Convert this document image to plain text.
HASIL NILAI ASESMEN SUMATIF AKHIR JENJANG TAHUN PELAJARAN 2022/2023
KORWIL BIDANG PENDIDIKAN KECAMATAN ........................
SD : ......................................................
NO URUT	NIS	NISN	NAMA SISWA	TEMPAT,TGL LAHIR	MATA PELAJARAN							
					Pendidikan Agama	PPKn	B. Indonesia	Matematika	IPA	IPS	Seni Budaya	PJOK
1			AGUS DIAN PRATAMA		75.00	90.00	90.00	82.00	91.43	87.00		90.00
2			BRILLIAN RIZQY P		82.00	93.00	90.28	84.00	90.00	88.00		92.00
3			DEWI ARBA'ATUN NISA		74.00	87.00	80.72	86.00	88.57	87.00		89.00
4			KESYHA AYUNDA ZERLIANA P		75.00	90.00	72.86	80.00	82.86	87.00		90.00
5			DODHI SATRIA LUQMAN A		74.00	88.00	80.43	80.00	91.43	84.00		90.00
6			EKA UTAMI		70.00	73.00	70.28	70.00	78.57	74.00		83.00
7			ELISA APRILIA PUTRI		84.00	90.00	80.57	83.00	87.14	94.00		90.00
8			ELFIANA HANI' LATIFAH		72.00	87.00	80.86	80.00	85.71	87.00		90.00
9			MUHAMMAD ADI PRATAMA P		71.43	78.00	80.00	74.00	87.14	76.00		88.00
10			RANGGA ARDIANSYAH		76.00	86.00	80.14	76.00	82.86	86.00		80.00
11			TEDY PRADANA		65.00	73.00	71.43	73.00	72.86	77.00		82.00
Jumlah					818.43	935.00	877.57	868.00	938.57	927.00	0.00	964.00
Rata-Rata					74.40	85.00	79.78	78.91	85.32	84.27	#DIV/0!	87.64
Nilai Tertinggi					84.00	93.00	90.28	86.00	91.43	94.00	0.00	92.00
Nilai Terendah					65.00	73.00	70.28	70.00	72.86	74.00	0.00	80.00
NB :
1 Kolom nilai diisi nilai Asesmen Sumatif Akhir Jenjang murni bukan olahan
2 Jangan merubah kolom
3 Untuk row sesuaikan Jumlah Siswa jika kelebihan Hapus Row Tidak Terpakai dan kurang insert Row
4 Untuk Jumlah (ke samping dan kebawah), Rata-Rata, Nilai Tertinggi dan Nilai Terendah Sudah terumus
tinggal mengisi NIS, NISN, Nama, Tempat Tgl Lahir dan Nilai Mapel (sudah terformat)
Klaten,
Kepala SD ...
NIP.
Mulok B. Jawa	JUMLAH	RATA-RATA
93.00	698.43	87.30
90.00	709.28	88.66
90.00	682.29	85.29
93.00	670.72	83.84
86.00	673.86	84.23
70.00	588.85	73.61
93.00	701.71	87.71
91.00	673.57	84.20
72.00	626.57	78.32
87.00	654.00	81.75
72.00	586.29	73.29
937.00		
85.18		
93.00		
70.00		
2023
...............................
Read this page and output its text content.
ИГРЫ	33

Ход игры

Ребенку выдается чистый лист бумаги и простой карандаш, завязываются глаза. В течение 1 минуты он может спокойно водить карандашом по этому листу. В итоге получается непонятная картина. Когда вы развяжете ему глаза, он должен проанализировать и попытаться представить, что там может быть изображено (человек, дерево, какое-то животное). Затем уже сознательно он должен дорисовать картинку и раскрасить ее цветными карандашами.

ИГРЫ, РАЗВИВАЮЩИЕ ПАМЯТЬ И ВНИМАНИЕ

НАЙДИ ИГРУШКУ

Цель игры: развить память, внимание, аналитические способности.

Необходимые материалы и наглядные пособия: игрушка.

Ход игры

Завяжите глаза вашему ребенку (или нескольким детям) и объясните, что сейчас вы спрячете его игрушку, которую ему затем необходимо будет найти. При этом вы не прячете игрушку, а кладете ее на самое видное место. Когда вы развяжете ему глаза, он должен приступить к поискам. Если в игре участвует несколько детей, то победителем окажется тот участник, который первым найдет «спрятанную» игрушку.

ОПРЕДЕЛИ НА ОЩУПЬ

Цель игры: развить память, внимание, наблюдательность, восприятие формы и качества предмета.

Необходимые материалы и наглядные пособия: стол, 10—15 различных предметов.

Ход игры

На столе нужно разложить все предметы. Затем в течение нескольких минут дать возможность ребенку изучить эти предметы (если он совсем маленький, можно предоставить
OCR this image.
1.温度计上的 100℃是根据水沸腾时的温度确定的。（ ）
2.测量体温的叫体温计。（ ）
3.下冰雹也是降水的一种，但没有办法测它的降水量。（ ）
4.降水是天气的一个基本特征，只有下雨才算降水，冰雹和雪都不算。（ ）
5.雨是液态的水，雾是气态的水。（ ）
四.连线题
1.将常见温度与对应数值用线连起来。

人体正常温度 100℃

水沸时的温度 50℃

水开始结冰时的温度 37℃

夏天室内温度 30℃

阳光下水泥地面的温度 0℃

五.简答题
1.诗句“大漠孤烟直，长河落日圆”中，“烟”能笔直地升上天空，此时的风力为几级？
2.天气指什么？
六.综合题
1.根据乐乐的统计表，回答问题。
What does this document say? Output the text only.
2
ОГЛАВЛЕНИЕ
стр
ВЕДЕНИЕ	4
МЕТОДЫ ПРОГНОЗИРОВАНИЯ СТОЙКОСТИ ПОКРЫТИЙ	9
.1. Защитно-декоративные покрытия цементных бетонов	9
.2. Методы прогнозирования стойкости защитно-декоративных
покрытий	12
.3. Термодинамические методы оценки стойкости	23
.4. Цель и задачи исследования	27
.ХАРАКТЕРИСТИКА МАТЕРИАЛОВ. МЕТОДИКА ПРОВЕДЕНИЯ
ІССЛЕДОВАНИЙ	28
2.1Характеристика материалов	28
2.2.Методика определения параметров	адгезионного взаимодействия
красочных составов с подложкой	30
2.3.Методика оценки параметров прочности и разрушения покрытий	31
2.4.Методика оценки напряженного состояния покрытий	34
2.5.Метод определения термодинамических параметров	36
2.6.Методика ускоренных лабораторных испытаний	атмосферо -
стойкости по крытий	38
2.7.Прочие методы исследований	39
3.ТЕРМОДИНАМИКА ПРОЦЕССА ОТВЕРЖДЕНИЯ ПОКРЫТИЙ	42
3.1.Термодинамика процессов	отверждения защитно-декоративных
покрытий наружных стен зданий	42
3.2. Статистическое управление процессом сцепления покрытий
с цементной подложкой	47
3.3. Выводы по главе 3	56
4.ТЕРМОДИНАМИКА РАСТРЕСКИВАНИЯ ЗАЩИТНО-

§ **Exercise requirements**
Write every line of the material above again, exactly.

§ **Result of the exercise**
Convert this document image to plain text.
HASIL NILAI ASESMEN SUMATIF AKHIR JENJANG TAHUN PELAJARAN 2022/2023
KORWIL BIDANG PENDIDIKAN KECAMATAN ........................
SD : ......................................................
NO URUT	NIS	NISN	NAMA SISWA	TEMPAT,TGL LAHIR	MATA PELAJARAN							
					Pendidikan Agama	PPKn	B. Indonesia	Matematika	IPA	IPS	Seni Budaya	PJOK
1			AGUS DIAN PRATAMA		75.00	90.00	90.00	82.00	91.43	87.00		90.00
2			BRILLIAN RIZQY P		82.00	93.00	90.28	84.00	90.00	88.00		92.00
3			DEWI ARBA'ATUN NISA		74.00	87.00	80.72	86.00	88.57	87.00		89.00
4			KESYHA AYUNDA ZERLIANA P		75.00	90.00	72.86	80.00	82.86	87.00		90.00
5			DODHI SATRIA LUQMAN A		74.00	88.00	80.43	80.00	91.43	84.00		90.00
6			EKA UTAMI		70.00	73.00	70.28	70.00	78.57	74.00		83.00
7			ELISA APRILIA PUTRI		84.00	90.00	80.57	83.00	87.14	94.00		90.00
8			ELFIANA HANI' LATIFAH		72.00	87.00	80.86	80.00	85.71	87.00		90.00
9			MUHAMMAD ADI PRATAMA P		71.43	78.00	80.00	74.00	87.14	76.00		88.00
10			RANGGA ARDIANSYAH		76.00	86.00	80.14	76.00	82.86	86.00		80.00
11			TEDY PRADANA		65.00	73.00	71.43	73.00	72.86	77.00		82.00
Jumlah					818.43	935.00	877.57	868.00	938.57	927.00	0.00	964.00
Rata-Rata					74.40	85.00	79.78	78.91	85.32	84.27	#DIV/0!	87.64
Nilai Tertinggi					84.00	93.00	90.28	86.00	91.43	94.00	0.00	92.00
Nilai Terendah					65.00	73.00	70.28	70.00	72.86	74.00	0.00	80.00
NB :
1 Kolom nilai diisi nilai Asesmen Sumatif Akhir Jenjang murni bukan olahan
2 Jangan merubah kolom
3 Untuk row sesuaikan Jumlah Siswa jika kelebihan Hapus Row Tidak Terpakai dan kurang insert Row
4 Untuk Jumlah (ke samping dan kebawah), Rata-Rata, Nilai Tertinggi dan Nilai Terendah Sudah terumus
tinggal mengisi NIS, NISN, Nama, Tempat Tgl Lahir dan Nilai Mapel (sudah terformat)
Klaten,
Kepala SD ...
NIP.
Mulok B. Jawa	JUMLAH	RATA-RATA
93.00	698.43	87.30
90.00	709.28	88.66
90.00	682.29	85.29
93.00	670.72	83.84
86.00	673.86	84.23
70.00	588.85	73.61
93.00	701.71	87.71
91.00	673.57	84.20
72.00	626.57	78.32
87.00	654.00	81.75
72.00	586.29	73.29
937.00		
85.18		
93.00		
70.00		
2023
...............................
Read this page and output its text content.
ИГРЫ	33

Ход игры

Ребенку выдается чистый лист бумаги и простой карандаш, завязываются глаза. В течение 1 минуты он может спокойно водить карандашом по этому листу. В итоге получается непонятная картина. Когда вы развяжете ему глаза, он должен проанализировать и попытаться представить, что там может быть изображено (человек, дерево, какое-то животное). Затем уже сознательно он должен дорисовать картинку и раскрасить ее цветными карандашами.

ИГРЫ, РАЗВИВАЮЩИЕ ПАМЯТЬ И ВНИМАНИЕ

НАЙДИ ИГРУШКУ

Цель игры: развить память, внимание, аналитические способности.

Необходимые материалы и наглядные пособия: игрушка.

Ход игры

Завяжите глаза вашему ребенку (или нескольким детям) и объясните, что сейчас вы спрячете его игрушку, которую ему затем необходимо будет найти. При этом вы не прячете игрушку, а кладете ее на самое видное место. Когда вы развяжете ему глаза, он должен приступить к поискам. Если в игре участвует несколько детей, то победителем окажется тот участник, который первым найдет «спрятанную» игрушку.

ОПРЕДЕЛИ НА ОЩУПЬ

Цель игры: развить память, внимание, наблюдательность, восприятие формы и качества предмета.

Необходимые материалы и наглядные пособия: стол, 10—15 различных предметов.

Ход игры

На столе нужно разложить все предметы. Затем в течение нескольких минут дать возможность ребенку изучить эти предметы (если он совсем маленький, можно предоставить
OCR this image.
1.温度计上的 100℃是根据水沸腾时的温度确定的。（ ）
2.测量体温的叫体温计。（ ）
3.下冰雹也是降水的一种，但没有办法测它的降水量。（ ）
4.降水是天气的一个基本特征，只有下雨才算降水，冰雹和雪都不算。（ ）
5.雨是液态的水，雾是气态的水。（ ）
四.连线题
1.将常见温度与对应数值用线连起来。

人体正常温度 100℃

水沸时的温度 50℃

水开始结冰时的温度 37℃

夏天室内温度 30℃

阳光下水泥地面的温度 0℃

五.简答题
1.诗句“大漠孤烟直，长河落日圆”中，“烟”能笔直地升上天空，此时的风力为几级？
2.天气指什么？
六.综合题
1.根据乐乐的统计表，回答问题。
What does this document say? Output the text only.
2
ОГЛАВЛЕНИЕ
стр
ВЕДЕНИЕ	4
МЕТОДЫ ПРОГНОЗИРОВАНИЯ СТОЙКОСТИ ПОКРЫТИЙ	9
.1. Защитно-декоративные покрытия цементных бетонов	9
.2. Методы прогнозирования стойкости защитно-декоративных
покрытий	12
.3. Термодинамические методы оценки стойкости	23
.4. Цель и задачи исследования	27
.ХАРАКТЕРИСТИКА МАТЕРИАЛОВ. МЕТОДИКА ПРОВЕДЕНИЯ
ІССЛЕДОВАНИЙ	28
2.1Характеристика материалов	28
2.2.Методика определения параметров	адгезионного взаимодействия
красочных составов с подложкой	30
2.3.Методика оценки параметров прочности и разрушения покрытий	31
2.4.Методика оценки напряженного состояния покрытий	34
2.5.Метод определения термодинамических параметров	36
2.6.Методика ускоренных лабораторных испытаний	атмосферо -
стойкости по крытий	38
2.7.Прочие методы исследований	39
3.ТЕРМОДИНАМИКА ПРОЦЕССА ОТВЕРЖДЕНИЯ ПОКРЫТИЙ	42
3.1.Термодинамика процессов	отверждения защитно-декоративных
покрытий наружных стен зданий	42
3.2. Статистическое управление процессом сцепления покрытий
с цементной подложкой	47
3.3. Выводы по главе 3	56
4.ТЕРМОДИНАМИКА РАСТРЕСКИВАНИЯ ЗАЩИТНО-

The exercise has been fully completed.